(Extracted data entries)

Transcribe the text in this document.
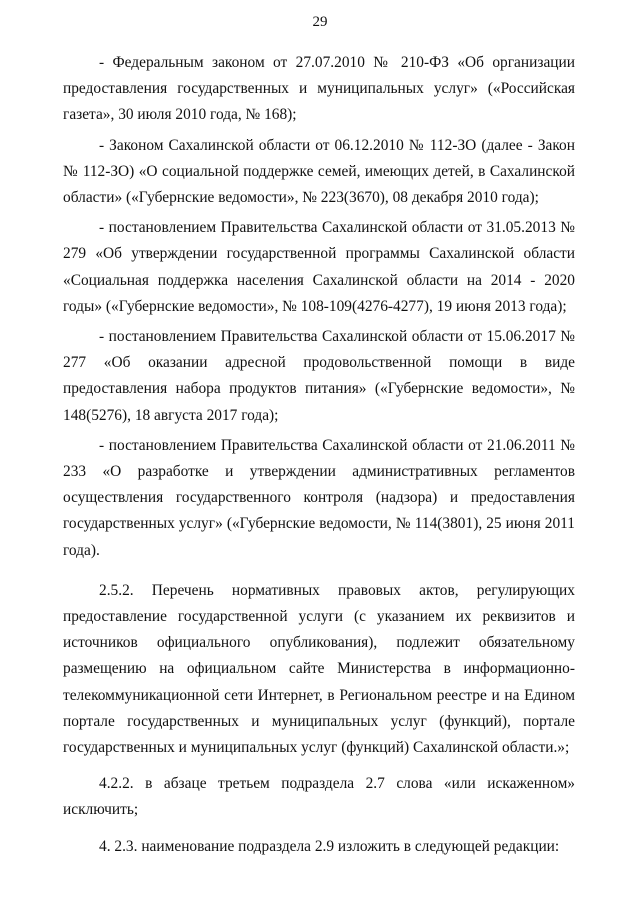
29

- Федеральным законом от 27.07.2010 № 210-ФЗ «Об организации предоставления государственных и муниципальных услуг» («Российская газета», 30 июля 2010 года, № 168);

- Законом Сахалинской области от 06.12.2010 № 112-ЗО (далее - Закон № 112-ЗО) «О социальной поддержке семей, имеющих детей, в Сахалинской области» («Губернские ведомости», № 223(3670), 08 декабря 2010 года);

- постановлением Правительства Сахалинской области от 31.05.2013 № 279 «Об утверждении государственной программы Сахалинской области «Социальная поддержка населения Сахалинской области на 2014 - 2020 годы» («Губернские ведомости», № 108-109(4276-4277), 19 июня 2013 года);

- постановлением Правительства Сахалинской области от 15.06.2017 № 277 «Об оказании адресной продовольственной помощи в виде предоставления набора продуктов питания» («Губернские ведомости», № 148(5276), 18 августа 2017 года);

- постановлением Правительства Сахалинской области от 21.06.2011 № 233 «О разработке и утверждении административных регламентов осуществления государственного контроля (надзора) и предоставления государственных услуг» («Губернские ведомости, № 114(3801), 25 июня 2011 года).

2.5.2. Перечень нормативных правовых актов, регулирующих предоставление государственной услуги (с указанием их реквизитов и источников официального опубликования), подлежит обязательному размещению на официальном сайте Министерства в информационно-телекоммуникационной сети Интернет, в Региональном реестре и на Едином портале государственных и муниципальных услуг (функций), портале государственных и муниципальных услуг (функций) Сахалинской области.»;

4.2.2. в абзаце третьем подраздела 2.7 слова «или искаженном» исключить;

4. 2.3. наименование подраздела 2.9 изложить в следующей редакции:
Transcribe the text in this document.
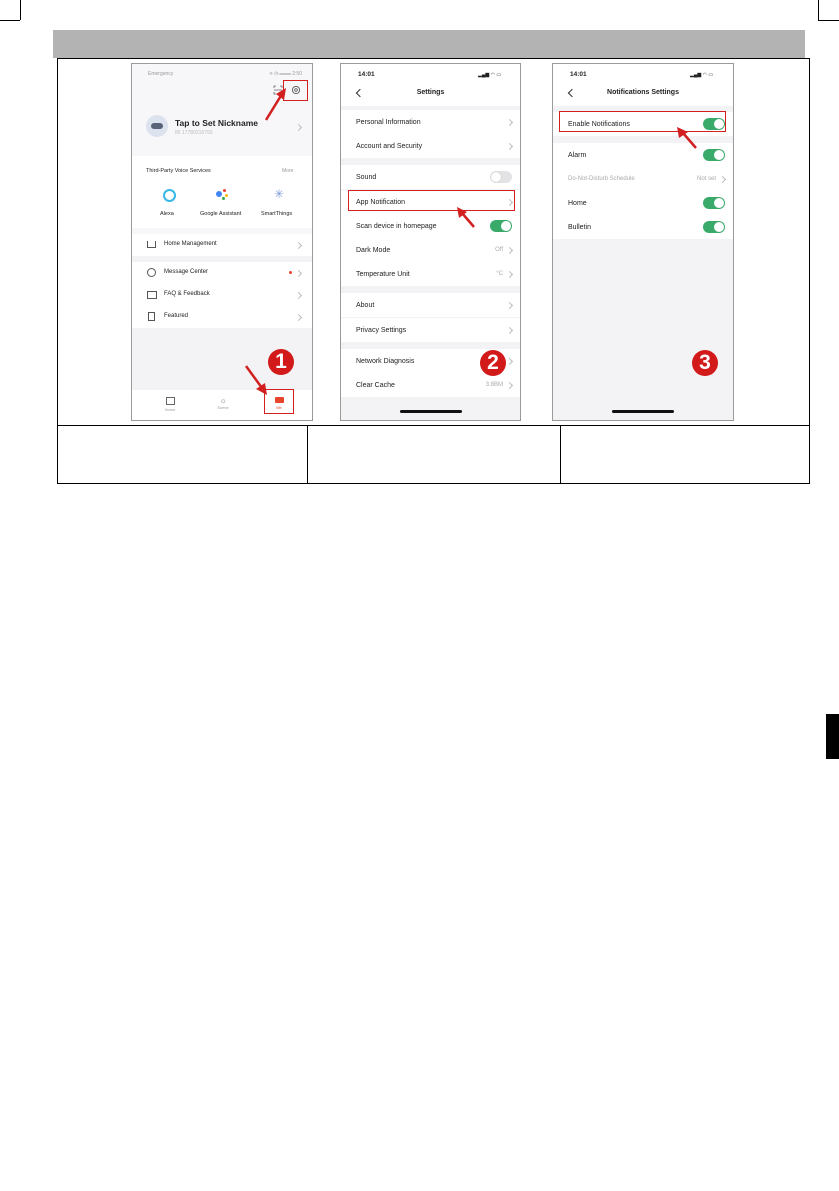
Emergency	⟡ ◷ ▭▭▭ 2:50
Tap to Set Nickname
86 17780216793
Third-Party Voice Services	More
✳
Alexa	Google Assistant	SmartThings
Home Management
Message Center
FAQ & Feedback
Featured
Home
☼
Scene	Me
1
14:01	▂▄▆ ◠ ▭
Settings
Personal Information
Account and Security
Sound
App Notification
Scan device in homepage
Dark Mode	Off
Temperature Unit	°C
About
Privacy Settings
Network Diagnosis
Clear Cache	3.8BM
2
14:01	▂▄▆ ◠ ▭
Notifications Settings
Enable Notifications
Alarm
Do-Not-Disturb Schedule	Not set
Home
Bulletin
3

▶ **WHAT IS NEEDED**: Identify all lines where the word "подраздела" shows up. Copy them.

▶ **RESPONSE TO THIS EXERCISE**:
4.2.2. в абзаце третьем подраздела 2.7 слова «или искаженном» исключить;
4. 2.3. наименование подраздела 2.9 изложить в следующей редакции:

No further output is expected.